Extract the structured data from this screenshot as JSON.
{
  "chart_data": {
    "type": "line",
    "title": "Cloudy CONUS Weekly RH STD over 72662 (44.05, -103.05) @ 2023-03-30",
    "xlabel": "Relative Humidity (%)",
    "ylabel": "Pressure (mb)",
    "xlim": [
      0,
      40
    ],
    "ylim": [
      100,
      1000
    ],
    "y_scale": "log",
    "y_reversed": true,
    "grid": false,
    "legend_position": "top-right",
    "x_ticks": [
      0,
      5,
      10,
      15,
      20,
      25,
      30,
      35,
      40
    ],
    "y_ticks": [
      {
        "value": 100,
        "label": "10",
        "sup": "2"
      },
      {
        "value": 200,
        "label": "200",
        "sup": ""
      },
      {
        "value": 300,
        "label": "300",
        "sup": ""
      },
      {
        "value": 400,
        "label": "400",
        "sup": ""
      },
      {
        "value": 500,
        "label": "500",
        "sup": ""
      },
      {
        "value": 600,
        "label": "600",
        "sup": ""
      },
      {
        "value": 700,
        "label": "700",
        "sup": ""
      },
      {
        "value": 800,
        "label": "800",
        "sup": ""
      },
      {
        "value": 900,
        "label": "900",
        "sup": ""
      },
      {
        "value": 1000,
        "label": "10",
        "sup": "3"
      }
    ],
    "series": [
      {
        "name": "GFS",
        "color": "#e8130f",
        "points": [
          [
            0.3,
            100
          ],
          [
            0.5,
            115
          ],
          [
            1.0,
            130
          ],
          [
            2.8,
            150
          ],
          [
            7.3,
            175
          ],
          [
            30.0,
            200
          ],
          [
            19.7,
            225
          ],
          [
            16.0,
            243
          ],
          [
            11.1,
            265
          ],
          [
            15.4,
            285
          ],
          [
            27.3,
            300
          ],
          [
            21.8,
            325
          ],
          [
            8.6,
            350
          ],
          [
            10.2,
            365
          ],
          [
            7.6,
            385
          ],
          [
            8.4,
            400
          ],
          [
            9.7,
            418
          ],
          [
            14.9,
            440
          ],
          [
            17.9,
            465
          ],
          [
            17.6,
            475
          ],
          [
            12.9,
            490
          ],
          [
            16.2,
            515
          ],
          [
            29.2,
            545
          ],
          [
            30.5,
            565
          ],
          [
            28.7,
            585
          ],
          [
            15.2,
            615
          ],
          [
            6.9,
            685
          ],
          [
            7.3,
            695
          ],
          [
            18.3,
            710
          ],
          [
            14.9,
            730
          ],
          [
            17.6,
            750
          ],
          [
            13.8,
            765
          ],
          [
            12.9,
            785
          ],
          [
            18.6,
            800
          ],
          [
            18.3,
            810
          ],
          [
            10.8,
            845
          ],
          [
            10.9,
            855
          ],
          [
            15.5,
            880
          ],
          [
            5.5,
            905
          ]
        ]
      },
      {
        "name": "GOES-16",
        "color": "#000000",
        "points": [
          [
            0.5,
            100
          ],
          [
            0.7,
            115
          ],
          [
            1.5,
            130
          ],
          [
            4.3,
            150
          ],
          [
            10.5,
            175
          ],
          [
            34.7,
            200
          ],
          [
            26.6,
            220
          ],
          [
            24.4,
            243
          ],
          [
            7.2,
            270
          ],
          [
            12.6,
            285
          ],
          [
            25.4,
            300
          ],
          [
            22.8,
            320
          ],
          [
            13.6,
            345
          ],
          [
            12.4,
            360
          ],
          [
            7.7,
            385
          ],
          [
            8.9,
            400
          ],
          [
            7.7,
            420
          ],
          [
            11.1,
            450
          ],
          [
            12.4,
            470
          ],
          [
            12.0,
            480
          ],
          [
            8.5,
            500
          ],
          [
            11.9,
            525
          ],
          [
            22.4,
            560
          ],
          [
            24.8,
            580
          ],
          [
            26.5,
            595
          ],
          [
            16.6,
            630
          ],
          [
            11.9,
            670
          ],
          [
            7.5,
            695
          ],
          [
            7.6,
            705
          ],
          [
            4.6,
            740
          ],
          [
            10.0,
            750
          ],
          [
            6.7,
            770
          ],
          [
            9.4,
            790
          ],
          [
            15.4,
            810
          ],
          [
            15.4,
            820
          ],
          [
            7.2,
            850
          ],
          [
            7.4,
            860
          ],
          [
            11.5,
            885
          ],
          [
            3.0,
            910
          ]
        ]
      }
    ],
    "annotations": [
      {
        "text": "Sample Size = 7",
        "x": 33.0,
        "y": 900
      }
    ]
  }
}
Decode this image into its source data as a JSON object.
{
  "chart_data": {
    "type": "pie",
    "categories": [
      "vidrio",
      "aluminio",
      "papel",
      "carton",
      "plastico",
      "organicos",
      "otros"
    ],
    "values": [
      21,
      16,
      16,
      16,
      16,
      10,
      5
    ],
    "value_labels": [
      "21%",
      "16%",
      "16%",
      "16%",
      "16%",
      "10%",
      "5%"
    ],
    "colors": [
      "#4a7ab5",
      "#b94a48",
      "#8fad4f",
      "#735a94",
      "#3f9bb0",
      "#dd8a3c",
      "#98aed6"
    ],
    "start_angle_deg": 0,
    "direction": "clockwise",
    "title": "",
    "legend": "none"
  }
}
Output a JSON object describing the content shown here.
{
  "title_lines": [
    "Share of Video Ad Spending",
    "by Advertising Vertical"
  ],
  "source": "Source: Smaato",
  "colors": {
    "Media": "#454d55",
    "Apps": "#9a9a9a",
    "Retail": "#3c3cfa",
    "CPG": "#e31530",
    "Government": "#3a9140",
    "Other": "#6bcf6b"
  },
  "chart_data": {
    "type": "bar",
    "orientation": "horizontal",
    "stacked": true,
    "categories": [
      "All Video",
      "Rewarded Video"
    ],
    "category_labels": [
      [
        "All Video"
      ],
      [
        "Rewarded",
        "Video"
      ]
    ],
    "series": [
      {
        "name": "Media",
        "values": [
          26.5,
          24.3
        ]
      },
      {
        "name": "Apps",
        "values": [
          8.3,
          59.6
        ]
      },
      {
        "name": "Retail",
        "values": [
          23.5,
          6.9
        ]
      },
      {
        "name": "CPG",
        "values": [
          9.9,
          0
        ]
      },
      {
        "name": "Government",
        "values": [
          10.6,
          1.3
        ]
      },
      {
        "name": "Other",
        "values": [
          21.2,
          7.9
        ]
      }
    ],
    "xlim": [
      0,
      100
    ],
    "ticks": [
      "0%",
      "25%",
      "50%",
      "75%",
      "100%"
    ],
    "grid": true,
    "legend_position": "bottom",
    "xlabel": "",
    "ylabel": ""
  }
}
........
» Problem statement
Within the entries above, work out how many lines contain the word "source". The number alone is the answer.

» Result of this task
2